====== Trecho fornecido
Quinze confinamentos recebem a visita da expedição Confina Brasil na retomada das atividades

Projeto interrompido por causa da Covid-19 foi retomado, com expectativa de mapear estruturas que somam 1 milhão de bovinos

Na primeira semana de retorno das atividades do projeto e expedição Confina Brasil o saldo foi de 15 fazendas visitadas, reunindo uma capacidade estática de 85 mil animais. O projeto é uma iniciativa da Scot Consultoria, de Bebedouro (SP), e busca coletar informações dos sistemas de terminação intensiva pelas grandes regiões produtores de carne bovina no País.

A expedição foi iniciada em março e paralisada por conta da Covid-19. No final de setembro, as atividades foram retomadas. De lá pra cá, aconteceram visitas às propriedades no interior de São Paulo e de Mato Grosso do Sul.

A expedição continua visitando mais confinamentos, passando por também em Mato Grosso, Goiás e Minas Gerais. O objetivo do projeto é mapear um total de 80 confinamentos que reúnam 1 milhão de animais nestes cinco Estados, o que corresponde a 20% dos bovinos confinados no País.
============
====== Dados do exercício
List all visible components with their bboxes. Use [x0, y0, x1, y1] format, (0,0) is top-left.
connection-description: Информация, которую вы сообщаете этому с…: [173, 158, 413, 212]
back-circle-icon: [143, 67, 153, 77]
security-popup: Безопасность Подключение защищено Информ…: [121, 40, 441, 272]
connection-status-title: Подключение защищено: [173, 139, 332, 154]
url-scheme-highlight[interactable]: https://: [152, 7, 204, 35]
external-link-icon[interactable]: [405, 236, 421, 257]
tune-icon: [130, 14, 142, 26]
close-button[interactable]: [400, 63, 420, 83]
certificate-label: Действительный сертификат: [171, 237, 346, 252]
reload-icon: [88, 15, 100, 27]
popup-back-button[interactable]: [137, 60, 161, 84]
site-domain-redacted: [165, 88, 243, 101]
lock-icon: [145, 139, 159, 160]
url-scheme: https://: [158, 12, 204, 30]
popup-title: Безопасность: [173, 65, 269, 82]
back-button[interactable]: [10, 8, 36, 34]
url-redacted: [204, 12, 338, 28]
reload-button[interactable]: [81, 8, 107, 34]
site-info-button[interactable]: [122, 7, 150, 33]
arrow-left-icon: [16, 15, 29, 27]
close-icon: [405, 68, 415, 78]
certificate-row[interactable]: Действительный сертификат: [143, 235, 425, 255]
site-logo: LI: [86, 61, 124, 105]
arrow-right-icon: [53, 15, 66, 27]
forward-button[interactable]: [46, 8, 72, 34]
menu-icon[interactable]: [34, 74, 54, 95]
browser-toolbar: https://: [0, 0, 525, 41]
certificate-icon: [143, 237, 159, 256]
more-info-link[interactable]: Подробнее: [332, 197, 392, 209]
============
» Atividade 1
Reescreva em forma de lista o parágrafo do texto sobre a expedição Confina Brasil iniciado por "Na primeira semana de retorno", preservando seus fatos principais.
» Atividade 2
Prossiga com o texto sobre a expedição Confina Brasil a partir da frase que termina em "20% dos bovinos confinados no País".
A listagem não guarda relação com o texto sobre a expedição Confina Brasil.

» Resposta 1
- Na primeira semana de retomada do projeto e expedição Confina Brasil, foram visitadas 15 fazendas, com capacidade estática somada de 85 mil animais.
- O projeto é uma iniciativa da Scot Consultoria, de Bebedouro (SP).
- Seu propósito é coletar informações sobre os sistemas de terminação intensiva nas grandes regiões produtoras de carne bovina do País.

» Resposta 2
“Embora tenha sido uma semana cansativa pelo forte calor e pelas longas distâncias, tem sido muito produtivo e gratificante. Em todas as fazendas que passamos a recepção pelos gestores e pecuaristas foi excelente. Todos foram bem solícitos e forneceram as informações que precisávamos”, diz Olavo Bottino, médico veterinário e diretor técnico do Confina Brasil.

Bem-estar e ILPF

Um dos pontos mais notados ao longo das visitas foi a forte adoção de mecanismos e técnicas para garantir o bem-estar animal, além de sistemas de integração com algum tipo de lavoura ou silvicultura.

Foi comum notar nos confinamentos o uso de sombreamento de árvores e aspersores de água, para proporcionar conforto térmico ao rebanho, e manejo de adaptação dos animais em piquetes.

No caso de sistemas de integração, além da rotação tradicional (grãos e pasto), tem produtor utilizando o algodão consorciado ao capim e inclusive com apoio da Embrapa na disseminação desse projeto.

“Vimos produtores cada vez mais diversificando a ILP com as mais variadas culturas, expandindo a integração para melhor aproveitamento do solo, principalmente em Mato Grosso do Sul que tem áreas muito arenosas”, diz Bottino.